### Directions for this task:
Pull out every line from the listing that has the word "上单调递减".

##### Records shown

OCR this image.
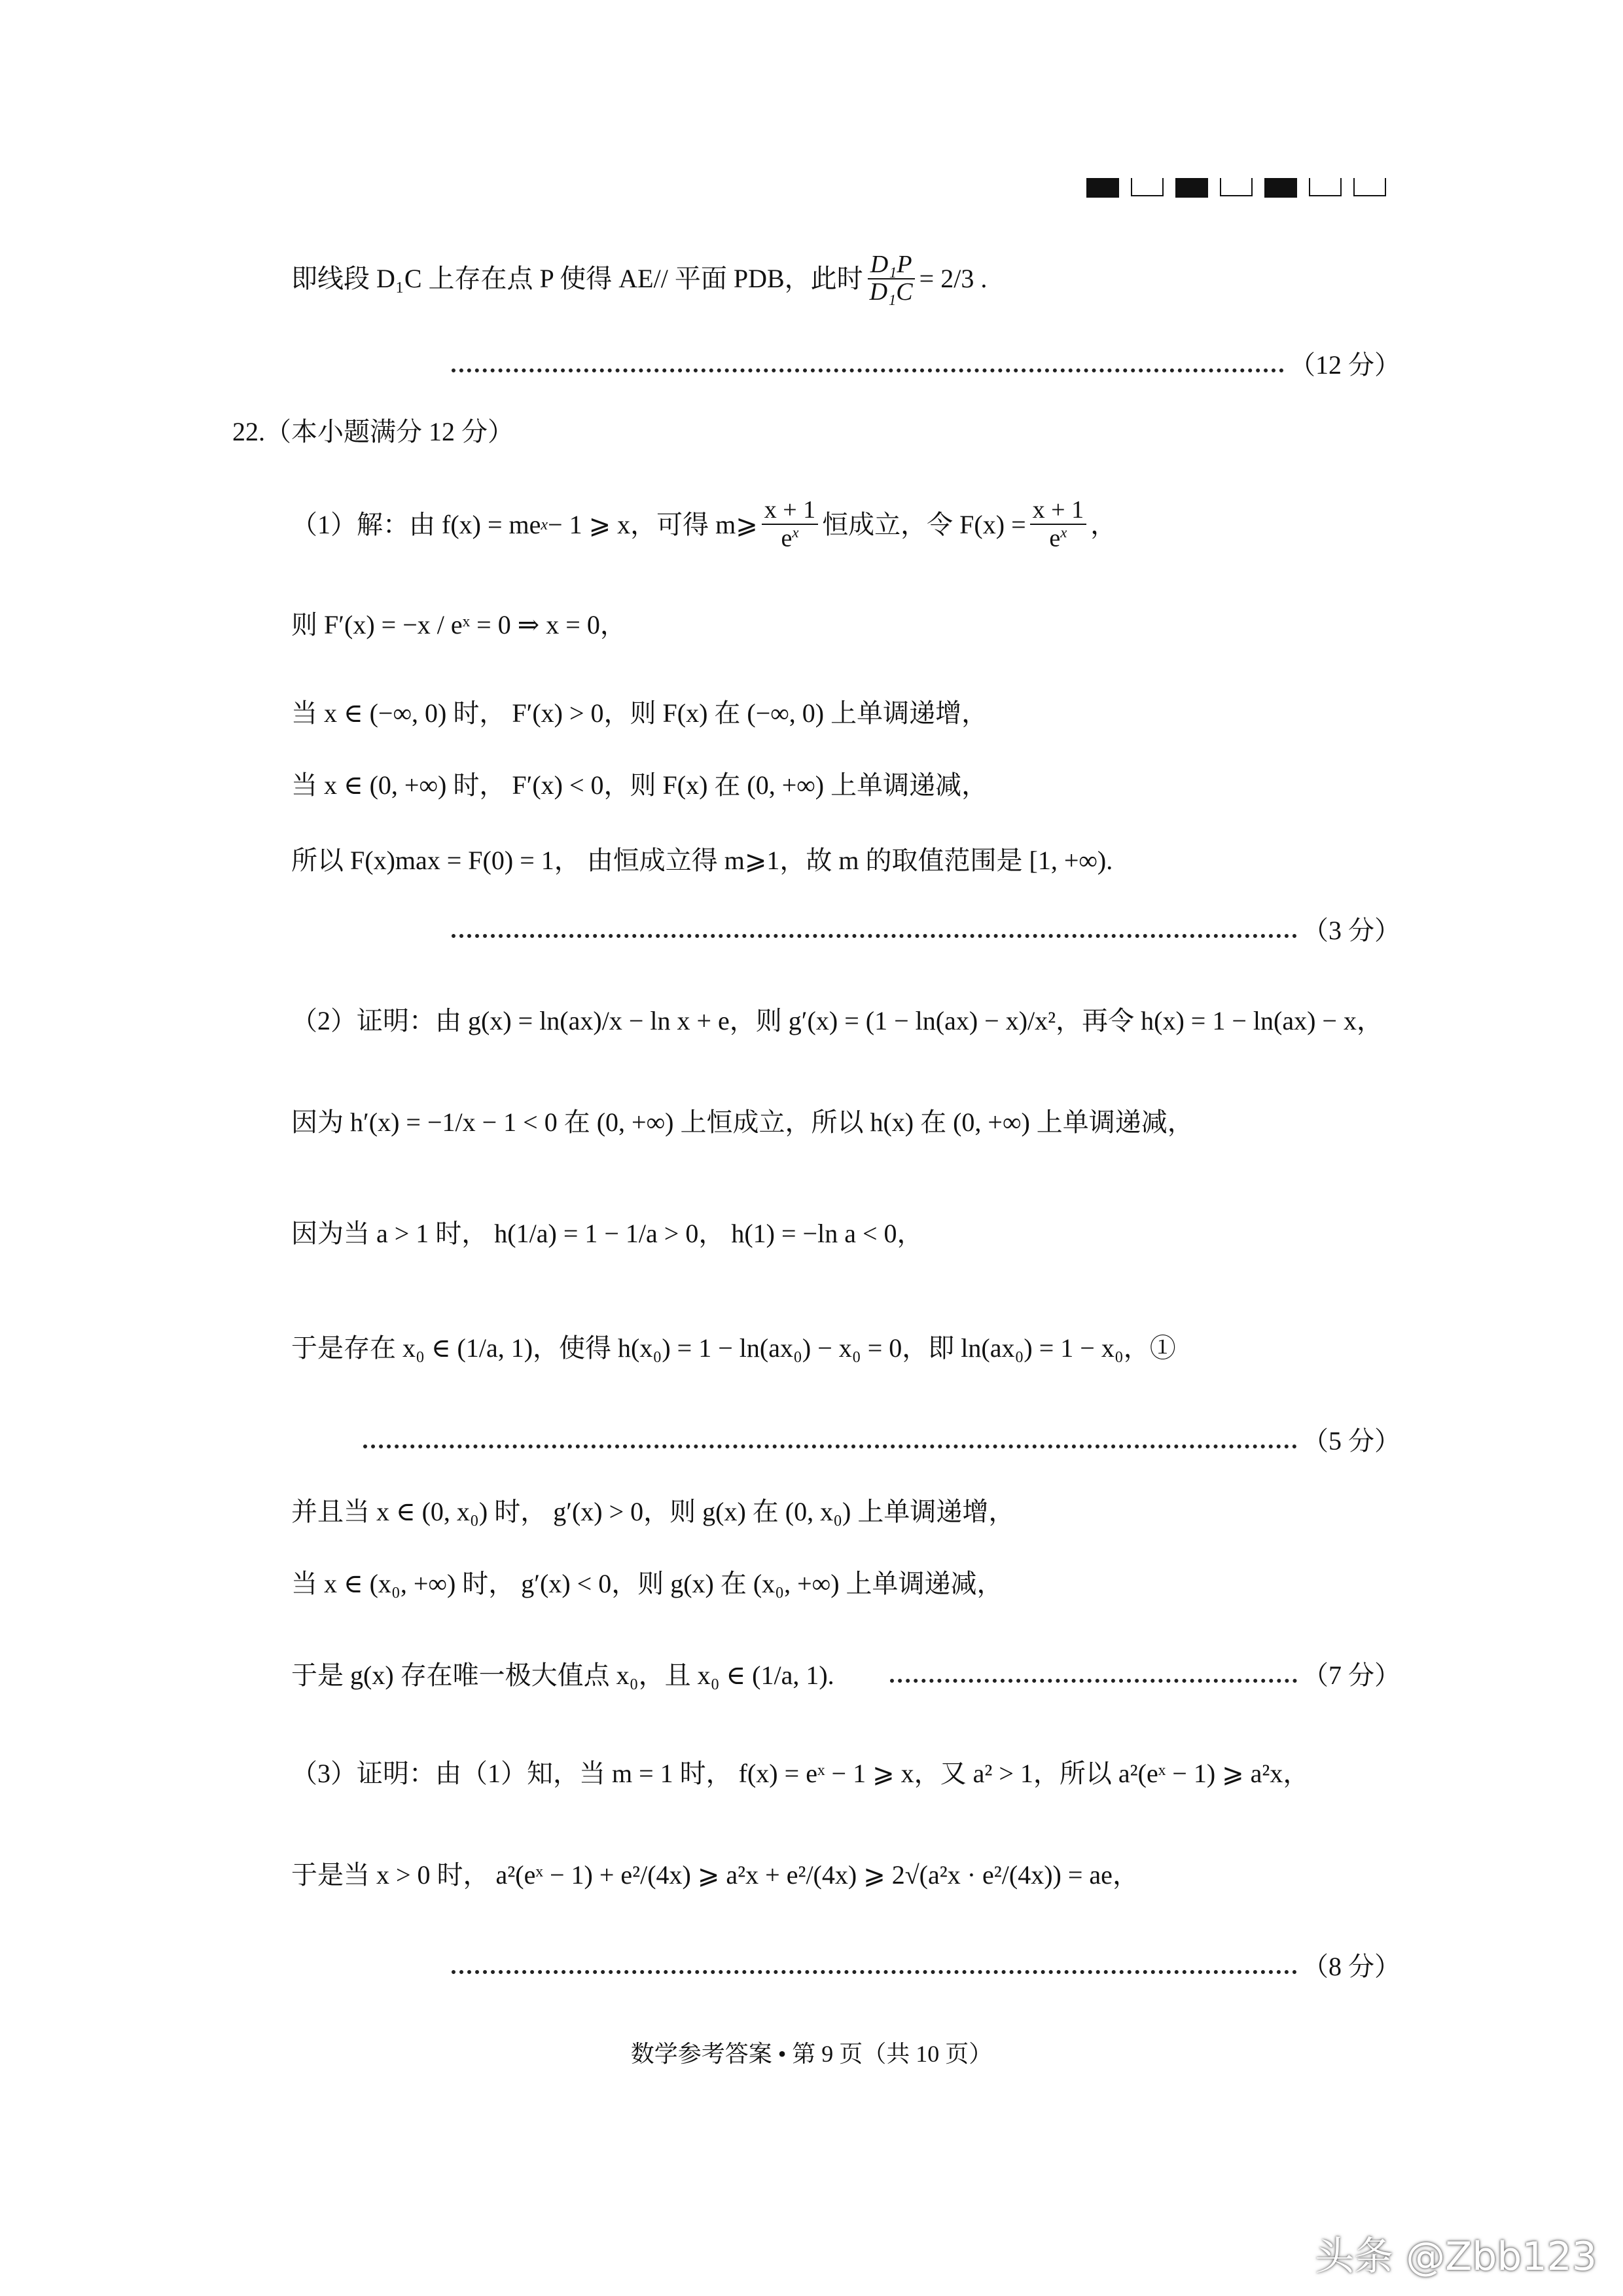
即线段 D₁C 上存在点 P 使得 AE// 平面 PDB，此时 $\frac{\text{D₁P}}{\text{D₁C}} = 2/3$ .
（12 分）
22.（本小题满分 12 分）
（1）解：由 f(x) = me x − 1 ⩾ x，可得 m⩾ $\frac{x + 1}{e^x}$ 恒成立，令 $F(x) = \frac{x + 1}{e^x}$ ，
则 F′(x) = −x / eˣ = 0 ⇒ x = 0，
当 x ∈ (−∞, 0) 时， F′(x) > 0，则 F(x) 在 (−∞, 0) 上单调递增，
当 x ∈ (0, +∞) 时， F′(x) < 0，则 F(x) 在 (0, +∞) 上单调递减，
所以 F(x)max = F(0) = 1， 由恒成立得 m⩾1，故 m 的取值范围是 [1, +∞).
（3 分）
（2）证明：由 g(x) = ln(ax)/x − ln x + e，则 g′(x) = (1 − ln(ax) − x)/x²，再令 h(x) = 1 − ln(ax) − x，
因为 h′(x) = −1/x − 1 < 0 在 (0, +∞) 上恒成立，所以 h(x) 在 (0, +∞) 上单调递减，
因为当 a > 1 时， h(1/a) = 1 − 1/a > 0， h(1) = −ln a < 0，
于是存在 x₀ ∈ (1/a, 1)，使得 h(x₀) = 1 − ln(ax₀) − x₀ = 0，即 ln(ax₀) = 1 − x₀，①
（5 分）
并且当 x ∈ (0, x₀) 时， g′(x) > 0，则 g(x) 在 (0, x₀) 上单调递增，
当 x ∈ (x₀, +∞) 时， g′(x) < 0，则 g(x) 在 (x₀, +∞) 上单调递减，
于是 g(x) 存在唯一极大值点 x₀，且 x₀ ∈ (1/a, 1).	（7 分）
（3）证明：由（1）知，当 m = 1 时， f(x) = eˣ − 1 ⩾ x，又 a² > 1，所以 a²(eˣ − 1) ⩾ a²x，
于是当 x > 0 时， a²(eˣ − 1) + e²/(4x) ⩾ a²x + e²/(4x) ⩾ 2√(a²x · e²/(4x)) = ae，
（8 分）
数学参考答案 • 第 9 页（共 10 页）
头条 @Zbb123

##########

### Task answer:
当 x ∈ (0, +∞) 时， F′(x) < 0，则 F(x) 在 (0, +∞) 上单调递减，
因为 h′(x) = −1/x − 1 < 0 在 (0, +∞) 上恒成立，所以 h(x) 在 (0, +∞) 上单调递减，
当 x ∈ (x₀, +∞) 时， g′(x) < 0，则 g(x) 在 (x₀, +∞) 上单调递减，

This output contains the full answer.